::: EXTRAIT À LIRE :::

En l’espèce, seule une aliénation ou concession faite par Netco ou MBD à Services Ménagers Roy de cette partie de leur entreprise affectée à l’entretien ménager des écoles de la C.S.R.O. aurait déclenché une transmission de droits et d’obligations en vertu de l’art. 45 entre Netco et MBD d’une part et Services Ménagers Roy d’autre part. [Je souligne.]
Le juge Beetz explique clairement que le fait que la CSRO n’ait jamais été visée par une accréditation est, à son avis, l’obstacle principal à l’application de l’art. 45. Aux pages 1117-1119, il écrit :
Aux fins de l’interprétation de l’art. 45, la nécessité d’un lien de contrôle entre l’employeur et l’entreprise mène inéluctablement, me semble-t-il, à deux conclusions. Premièrement, l’entreprise qui est aliénée ou concédée doit être celle de l’employeur auprès de qui l’accréditation est octroyée ou avec qui la convention collective est conclue. Deuxièmement, l’aliénation ou la concession doit s’opérer entre l’employeur précédent et le nouvel employeur.
. . .
La C.S.R.O. n’est pas, et n’a jamais été, un employeur tel que le définit l’art. 1 du Code du travail :
1. . . .
k) « employeur » -- quiconque, y compris Sa Majesté, fait exécuter un travail par un salarié;
. . .
La simple faculté d’amorcer une activité, tant qu’elle ne se concrétise pas par l’affectation de salariés ou qu’elle n’est pas au moins consacrée au certificat d’accréditation, ne permet pas de conclure à la présence d’une entreprise.
. . .

::: CONTENU DES DONNÉES :::

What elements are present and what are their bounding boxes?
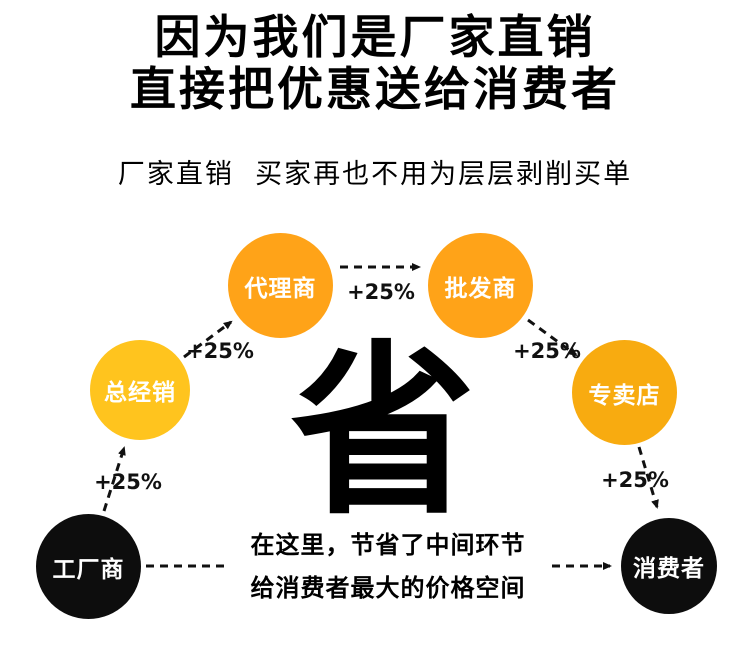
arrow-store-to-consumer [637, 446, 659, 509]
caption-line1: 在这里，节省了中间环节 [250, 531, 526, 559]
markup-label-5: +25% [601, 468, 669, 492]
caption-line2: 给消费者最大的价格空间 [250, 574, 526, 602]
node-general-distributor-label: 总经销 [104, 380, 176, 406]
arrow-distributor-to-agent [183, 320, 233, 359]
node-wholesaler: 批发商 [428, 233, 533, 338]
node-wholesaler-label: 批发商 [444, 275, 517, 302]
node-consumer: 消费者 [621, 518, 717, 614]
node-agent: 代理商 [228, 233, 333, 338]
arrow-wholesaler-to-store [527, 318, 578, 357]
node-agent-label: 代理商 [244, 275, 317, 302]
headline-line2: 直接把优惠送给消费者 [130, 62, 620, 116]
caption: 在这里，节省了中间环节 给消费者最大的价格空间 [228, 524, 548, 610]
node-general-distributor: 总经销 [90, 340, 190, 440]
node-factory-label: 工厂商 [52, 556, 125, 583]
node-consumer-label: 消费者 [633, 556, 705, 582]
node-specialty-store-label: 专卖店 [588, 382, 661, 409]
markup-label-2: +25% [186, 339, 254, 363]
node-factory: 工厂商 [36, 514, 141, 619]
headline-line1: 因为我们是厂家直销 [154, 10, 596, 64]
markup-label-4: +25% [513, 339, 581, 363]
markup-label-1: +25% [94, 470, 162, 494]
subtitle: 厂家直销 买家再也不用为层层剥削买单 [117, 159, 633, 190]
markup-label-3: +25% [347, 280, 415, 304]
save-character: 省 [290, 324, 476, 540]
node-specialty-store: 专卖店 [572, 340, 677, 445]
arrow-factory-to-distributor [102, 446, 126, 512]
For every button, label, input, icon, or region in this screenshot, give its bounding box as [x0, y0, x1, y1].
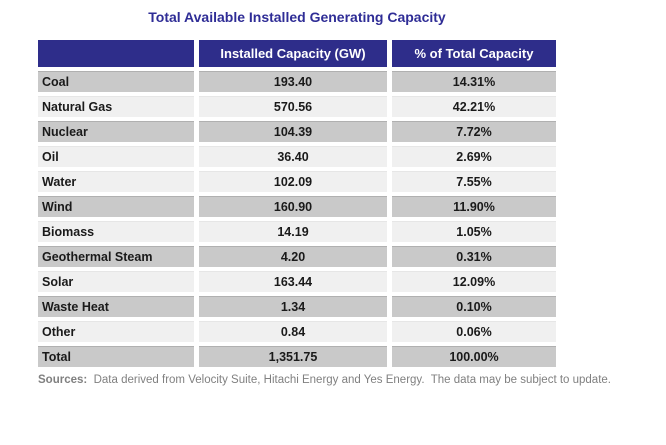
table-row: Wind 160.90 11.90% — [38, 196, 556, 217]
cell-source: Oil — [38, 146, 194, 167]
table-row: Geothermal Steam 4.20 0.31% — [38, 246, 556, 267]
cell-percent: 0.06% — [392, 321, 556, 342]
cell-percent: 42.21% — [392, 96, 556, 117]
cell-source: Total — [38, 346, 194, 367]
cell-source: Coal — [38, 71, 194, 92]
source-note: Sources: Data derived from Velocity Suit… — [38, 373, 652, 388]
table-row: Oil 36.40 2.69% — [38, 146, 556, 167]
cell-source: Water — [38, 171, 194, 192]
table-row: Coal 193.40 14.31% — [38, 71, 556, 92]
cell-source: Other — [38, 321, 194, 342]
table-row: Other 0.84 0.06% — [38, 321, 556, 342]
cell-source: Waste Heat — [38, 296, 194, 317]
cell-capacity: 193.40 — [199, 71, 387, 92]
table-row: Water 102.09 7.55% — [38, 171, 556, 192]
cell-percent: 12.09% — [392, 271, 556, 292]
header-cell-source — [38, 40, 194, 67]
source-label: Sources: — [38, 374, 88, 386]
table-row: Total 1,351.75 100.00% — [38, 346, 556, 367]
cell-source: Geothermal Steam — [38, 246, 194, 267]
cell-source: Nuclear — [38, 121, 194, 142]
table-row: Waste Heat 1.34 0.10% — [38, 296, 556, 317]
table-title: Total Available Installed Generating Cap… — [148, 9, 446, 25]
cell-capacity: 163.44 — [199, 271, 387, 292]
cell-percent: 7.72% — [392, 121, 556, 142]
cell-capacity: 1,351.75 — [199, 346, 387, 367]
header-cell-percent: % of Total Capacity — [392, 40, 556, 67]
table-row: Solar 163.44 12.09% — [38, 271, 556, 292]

:::

TRAVAIL À FAIRE.
(1) Répondez aux questions suivantes à partir de l'extrait sur l'art. 45 :
(a) Quelle opération, et entre quelles parties, aurait déclenché une transmission de droits et d'obligations en vertu de l'art. 45 ?
(b) Selon le juge Beetz, quel est l'obstacle principal à l'application de l'art. 45 ?
(c) Quelle définition du mot « employeur » l'art. 1 k) du Code du travail donne-t-il ?
(2) Dressez la liste de toutes les organisations désignées par leur nom dans l'extrait sur l'art. 45.
(3) Reformulez sous forme de liste le paragraphe de l'extrait sur l'art. 45 qui commence par « Aux fins de l'interprétation de l'art. 45 », en conservant ses faits principaux.

CORRIGÉS DÉTAILLÉS.
(1)
(a) Une aliénation ou concession faite par Netco ou MBD à Services Ménagers Roy de la partie de leur entreprise affectée à l'entretien ménager des écoles de la C.S.R.O.
(b) Le fait que la CSRO n'ait jamais été visée par une accréditation.
(c) « Employeur » désigne quiconque, y compris Sa Majesté, fait exécuter un travail par un salarié.

(2)
- Netco
- MBD
- Services Ménagers Roy
- C.S.R.O. (CSRO)

(3)
La nécessité d'un lien de contrôle entre l'employeur et l'entreprise mène, pour l'interprétation de l'art. 45, à deux conclusions :
- l'entreprise aliénée ou concédée doit être celle de l'employeur auprès de qui l'accréditation est octroyée ou avec qui la convention collective est conclue ;
- l'aliénation ou la concession doit s'opérer entre l'employeur précédent et le nouvel employeur.